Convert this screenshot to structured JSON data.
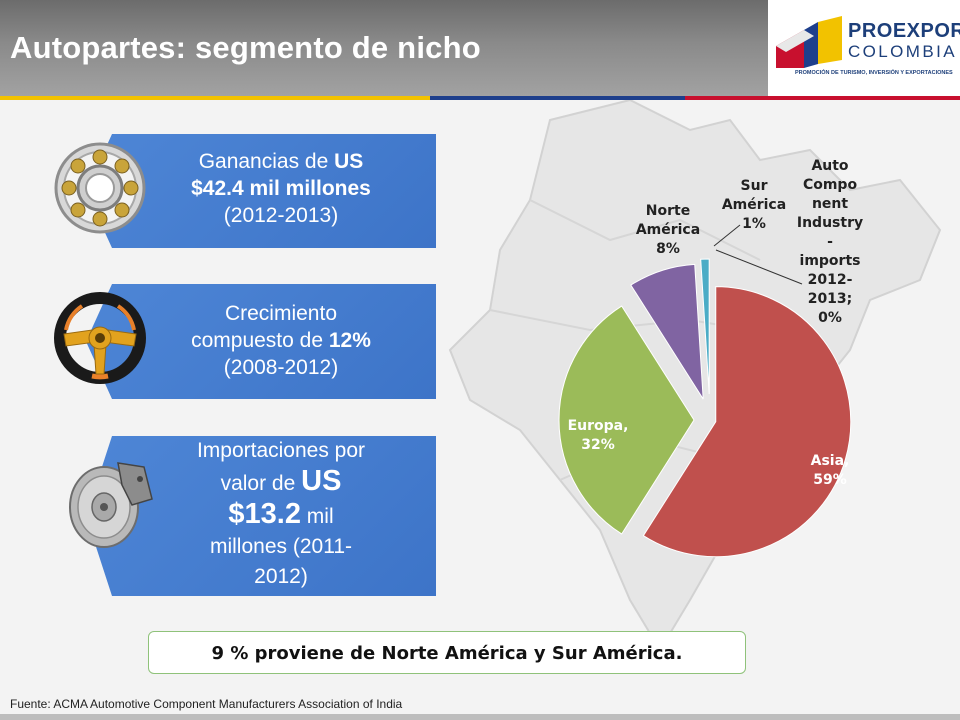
{
  "header": {
    "title": "Autopartes: segmento de nicho",
    "logo_line1": "PROEXPORT",
    "logo_line2": "COLOMBIA",
    "logo_tagline": "PROMOCIÓN DE TURISMO, INVERSIÓN Y EXPORTACIONES"
  },
  "colors": {
    "header_gray": "#8a8a8a",
    "card_blue": "#4a80d2",
    "stripe_yellow": "#f2c200",
    "stripe_blue": "#1e3f8c",
    "stripe_red": "#c8102e",
    "asia": "#c0504d",
    "europa": "#9bbb59",
    "norte_america": "#8064a2",
    "sur_america": "#4bacc6"
  },
  "cards": [
    {
      "icon": "ball-bearing-icon",
      "text_a": "Ganancias de ",
      "text_b": "US",
      "text_c": "$42.4 mil millones",
      "text_d": "(2012-2013)"
    },
    {
      "icon": "steering-wheel-icon",
      "text_a": "Crecimiento",
      "text_b": "compuesto de ",
      "text_c": "12%",
      "text_d": "(2008-2012)"
    },
    {
      "icon": "brake-disc-icon",
      "text_a": "Importaciones por",
      "text_b": "valor de ",
      "text_c": "US",
      "text_d": "$13.2",
      "text_e": " mil",
      "text_f": "millones (2011-",
      "text_g": "2012)"
    }
  ],
  "chart_data": {
    "type": "pie",
    "title": "",
    "slices": [
      {
        "label": "Asia",
        "value": 59,
        "display": "Asia,|59%"
      },
      {
        "label": "Europa",
        "value": 32,
        "display": "Europa,|32%"
      },
      {
        "label": "Norte América",
        "value": 8,
        "display": "Norte|América|8%"
      },
      {
        "label": "Sur América",
        "value": 1,
        "display": "Sur|América|1%"
      },
      {
        "label": "Auto Component Industry - imports 2012-2013",
        "value": 0,
        "display": "Auto|Compo|nent|Industry|-|imports|2012-|2013;|0%"
      }
    ],
    "exploded": true,
    "legend": "none"
  },
  "highlight": "9 % proviene de Norte América y Sur América.",
  "source": "Fuente: ACMA Automotive Component Manufacturers Association of India"
}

Work to do
Gather up every line from the listing above in which the word "value" occurs.

Task response
        "value": 59,
        "value": 32,
        "value": 8,
        "value": 1,
        "value": 0,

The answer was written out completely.